What you will do: Every line below is to be copied exactly, with the pictures left out.

*** Stored data

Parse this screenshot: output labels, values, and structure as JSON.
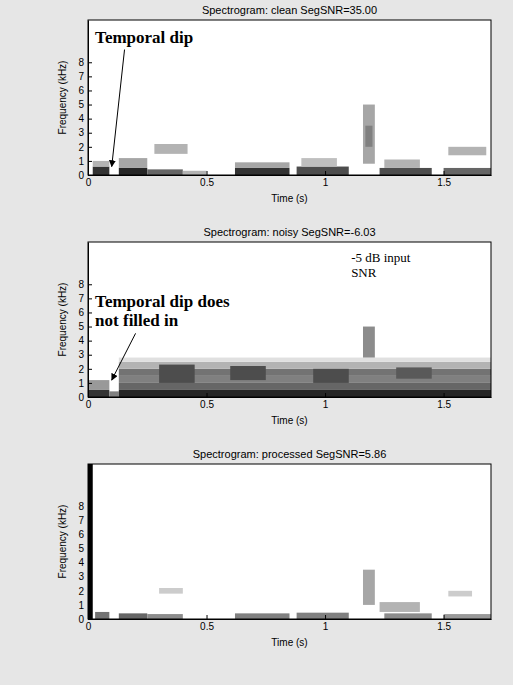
{
  "chart_data": [
    {
      "type": "spectrogram",
      "title": "Spectrogram: clean  SegSNR=35.00",
      "xlabel": "Time (s)",
      "ylabel": "Frequency (kHz)",
      "xlim": [
        0,
        1.7
      ],
      "xticks": [
        0,
        0.5,
        1,
        1.5
      ],
      "ylim": [
        0,
        11
      ],
      "yticks": [
        0,
        1,
        2,
        3,
        4,
        5,
        6,
        7,
        8
      ],
      "clim": [
        0,
        1
      ],
      "cells": [
        [
          0.02,
          0.09,
          0,
          0.6,
          0.8
        ],
        [
          0.02,
          0.09,
          0.6,
          1.0,
          0.3
        ],
        [
          0.13,
          0.25,
          0,
          0.5,
          0.85
        ],
        [
          0.13,
          0.25,
          0.5,
          1.2,
          0.35
        ],
        [
          0.25,
          0.4,
          0,
          0.4,
          0.6
        ],
        [
          0.28,
          0.42,
          1.5,
          2.2,
          0.3
        ],
        [
          0.4,
          0.5,
          0,
          0.3,
          0.3
        ],
        [
          0.62,
          0.85,
          0,
          0.5,
          0.8
        ],
        [
          0.62,
          0.85,
          0.5,
          0.9,
          0.35
        ],
        [
          0.88,
          1.1,
          0,
          0.6,
          0.7
        ],
        [
          0.9,
          1.05,
          0.6,
          1.2,
          0.25
        ],
        [
          1.16,
          1.21,
          0.8,
          5.0,
          0.35
        ],
        [
          1.17,
          1.2,
          2.0,
          3.5,
          0.5
        ],
        [
          1.23,
          1.45,
          0,
          0.5,
          0.7
        ],
        [
          1.25,
          1.4,
          0.5,
          1.1,
          0.3
        ],
        [
          1.5,
          1.7,
          0,
          0.5,
          0.6
        ],
        [
          1.52,
          1.68,
          1.4,
          2.0,
          0.3
        ]
      ],
      "annotations": [
        {
          "lines": [
            "Temporal dip"
          ],
          "xytext": [
            0.03,
            9.4
          ],
          "xy": [
            0.1,
            0.6
          ]
        }
      ]
    },
    {
      "type": "spectrogram",
      "title": "Spectrogram: noisy  SegSNR=-6.03",
      "xlabel": "Time (s)",
      "ylabel": "Frequency (kHz)",
      "xlim": [
        0,
        1.7
      ],
      "xticks": [
        0,
        0.5,
        1,
        1.5
      ],
      "ylim": [
        0,
        11
      ],
      "yticks": [
        0,
        1,
        2,
        3,
        4,
        5,
        6,
        7,
        8
      ],
      "clim": [
        0,
        1
      ],
      "cells": [
        [
          0.0,
          0.09,
          0,
          0.5,
          0.8
        ],
        [
          0.0,
          0.09,
          0.5,
          1.2,
          0.4
        ],
        [
          0.09,
          0.13,
          0,
          0.4,
          0.5
        ],
        [
          0.13,
          1.7,
          0,
          0.5,
          0.85
        ],
        [
          0.13,
          1.7,
          0.5,
          1.0,
          0.6
        ],
        [
          0.13,
          1.7,
          1.0,
          1.5,
          0.5
        ],
        [
          0.13,
          1.7,
          1.5,
          2.0,
          0.55
        ],
        [
          0.13,
          1.7,
          2.0,
          2.5,
          0.3
        ],
        [
          0.13,
          1.7,
          2.5,
          2.8,
          0.12
        ],
        [
          0.3,
          0.45,
          1.0,
          2.3,
          0.7
        ],
        [
          0.6,
          0.75,
          1.2,
          2.2,
          0.7
        ],
        [
          0.95,
          1.1,
          1.0,
          2.0,
          0.7
        ],
        [
          1.3,
          1.45,
          1.3,
          2.1,
          0.65
        ],
        [
          1.16,
          1.21,
          2.8,
          5.0,
          0.45
        ]
      ],
      "annotations": [
        {
          "lines": [
            "Temporal dip does",
            "not filled in"
          ],
          "xytext": [
            0.03,
            6.4
          ],
          "xy": [
            0.1,
            1.2
          ]
        },
        {
          "lines": [
            "-5 dB input",
            "SNR"
          ],
          "xytext": [
            1.11,
            9.6
          ]
        }
      ]
    },
    {
      "type": "spectrogram",
      "title": "Spectrogram: processed  SegSNR=5.86",
      "xlabel": "Time (s)",
      "ylabel": "Frequency (kHz)",
      "xlim": [
        0,
        1.7
      ],
      "xticks": [
        0,
        0.5,
        1,
        1.5
      ],
      "ylim": [
        0,
        11
      ],
      "yticks": [
        0,
        1,
        2,
        3,
        4,
        5,
        6,
        7,
        8
      ],
      "clim": [
        0,
        1
      ],
      "cells": [
        [
          0,
          0.02,
          0,
          11,
          1.0
        ],
        [
          0.03,
          0.09,
          0,
          0.5,
          0.55
        ],
        [
          0.13,
          0.25,
          0,
          0.4,
          0.6
        ],
        [
          0.25,
          0.4,
          0,
          0.35,
          0.45
        ],
        [
          0.3,
          0.4,
          1.8,
          2.2,
          0.2
        ],
        [
          0.62,
          0.85,
          0,
          0.4,
          0.5
        ],
        [
          0.88,
          1.1,
          0,
          0.45,
          0.5
        ],
        [
          1.16,
          1.21,
          1.0,
          3.5,
          0.35
        ],
        [
          1.23,
          1.4,
          0.5,
          1.2,
          0.3
        ],
        [
          1.25,
          1.45,
          0,
          0.4,
          0.45
        ],
        [
          1.5,
          1.7,
          0,
          0.35,
          0.4
        ],
        [
          1.52,
          1.62,
          1.6,
          2.0,
          0.2
        ]
      ],
      "annotations": []
    }
  ]
}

******

Complete answer:
Parse this screenshot: output labels, values, and structure as JSON.
{
  "chart_data": [
    {
      "type": "spectrogram",
      "title": "Spectrogram: clean  SegSNR=35.00",
      "xlabel": "Time (s)",
      "ylabel": "Frequency (kHz)",
      "xlim": [
        0,
        1.7
      ],
      "xticks": [
        0,
        0.5,
        1,
        1.5
      ],
      "ylim": [
        0,
        11
      ],
      "yticks": [
        0,
        1,
        2,
        3,
        4,
        5,
        6,
        7,
        8
      ],
      "clim": [
        0,
        1
      ],
      "cells": [
        [
          0.02,
          0.09,
          0,
          0.6,
          0.8
        ],
        [
          0.02,
          0.09,
          0.6,
          1.0,
          0.3
        ],
        [
          0.13,
          0.25,
          0,
          0.5,
          0.85
        ],
        [
          0.13,
          0.25,
          0.5,
          1.2,
          0.35
        ],
        [
          0.25,
          0.4,
          0,
          0.4,
          0.6
        ],
        [
          0.28,
          0.42,
          1.5,
          2.2,
          0.3
        ],
        [
          0.4,
          0.5,
          0,
          0.3,
          0.3
        ],
        [
          0.62,
          0.85,
          0,
          0.5,
          0.8
        ],
        [
          0.62,
          0.85,
          0.5,
          0.9,
          0.35
        ],
        [
          0.88,
          1.1,
          0,
          0.6,
          0.7
        ],
        [
          0.9,
          1.05,
          0.6,
          1.2,
          0.25
        ],
        [
          1.16,
          1.21,
          0.8,
          5.0,
          0.35
        ],
        [
          1.17,
          1.2,
          2.0,
          3.5,
          0.5
        ],
        [
          1.23,
          1.45,
          0,
          0.5,
          0.7
        ],
        [
          1.25,
          1.4,
          0.5,
          1.1,
          0.3
        ],
        [
          1.5,
          1.7,
          0,
          0.5,
          0.6
        ],
        [
          1.52,
          1.68,
          1.4,
          2.0,
          0.3
        ]
      ],
      "annotations": [
        {
          "lines": [
            "Temporal dip"
          ],
          "xytext": [
            0.03,
            9.4
          ],
          "xy": [
            0.1,
            0.6
          ]
        }
      ]
    },
    {
      "type": "spectrogram",
      "title": "Spectrogram: noisy  SegSNR=-6.03",
      "xlabel": "Time (s)",
      "ylabel": "Frequency (kHz)",
      "xlim": [
        0,
        1.7
      ],
      "xticks": [
        0,
        0.5,
        1,
        1.5
      ],
      "ylim": [
        0,
        11
      ],
      "yticks": [
        0,
        1,
        2,
        3,
        4,
        5,
        6,
        7,
        8
      ],
      "clim": [
        0,
        1
      ],
      "cells": [
        [
          0.0,
          0.09,
          0,
          0.5,
          0.8
        ],
        [
          0.0,
          0.09,
          0.5,
          1.2,
          0.4
        ],
        [
          0.09,
          0.13,
          0,
          0.4,
          0.5
        ],
        [
          0.13,
          1.7,
          0,
          0.5,
          0.85
        ],
        [
          0.13,
          1.7,
          0.5,
          1.0,
          0.6
        ],
        [
          0.13,
          1.7,
          1.0,
          1.5,
          0.5
        ],
        [
          0.13,
          1.7,
          1.5,
          2.0,
          0.55
        ],
        [
          0.13,
          1.7,
          2.0,
          2.5,
          0.3
        ],
        [
          0.13,
          1.7,
          2.5,
          2.8,
          0.12
        ],
        [
          0.3,
          0.45,
          1.0,
          2.3,
          0.7
        ],
        [
          0.6,
          0.75,
          1.2,
          2.2,
          0.7
        ],
        [
          0.95,
          1.1,
          1.0,
          2.0,
          0.7
        ],
        [
          1.3,
          1.45,
          1.3,
          2.1,
          0.65
        ],
        [
          1.16,
          1.21,
          2.8,
          5.0,
          0.45
        ]
      ],
      "annotations": [
        {
          "lines": [
            "Temporal dip does",
            "not filled in"
          ],
          "xytext": [
            0.03,
            6.4
          ],
          "xy": [
            0.1,
            1.2
          ]
        },
        {
          "lines": [
            "-5 dB input",
            "SNR"
          ],
          "xytext": [
            1.11,
            9.6
          ]
        }
      ]
    },
    {
      "type": "spectrogram",
      "title": "Spectrogram: processed  SegSNR=5.86",
      "xlabel": "Time (s)",
      "ylabel": "Frequency (kHz)",
      "xlim": [
        0,
        1.7
      ],
      "xticks": [
        0,
        0.5,
        1,
        1.5
      ],
      "ylim": [
        0,
        11
      ],
      "yticks": [
        0,
        1,
        2,
        3,
        4,
        5,
        6,
        7,
        8
      ],
      "clim": [
        0,
        1
      ],
      "cells": [
        [
          0,
          0.02,
          0,
          11,
          1.0
        ],
        [
          0.03,
          0.09,
          0,
          0.5,
          0.55
        ],
        [
          0.13,
          0.25,
          0,
          0.4,
          0.6
        ],
        [
          0.25,
          0.4,
          0,
          0.35,
          0.45
        ],
        [
          0.3,
          0.4,
          1.8,
          2.2,
          0.2
        ],
        [
          0.62,
          0.85,
          0,
          0.4,
          0.5
        ],
        [
          0.88,
          1.1,
          0,
          0.45,
          0.5
        ],
        [
          1.16,
          1.21,
          1.0,
          3.5,
          0.35
        ],
        [
          1.23,
          1.4,
          0.5,
          1.2,
          0.3
        ],
        [
          1.25,
          1.45,
          0,
          0.4,
          0.45
        ],
        [
          1.5,
          1.7,
          0,
          0.35,
          0.4
        ],
        [
          1.52,
          1.62,
          1.6,
          2.0,
          0.2
        ]
      ],
      "annotations": []
    }
  ]
}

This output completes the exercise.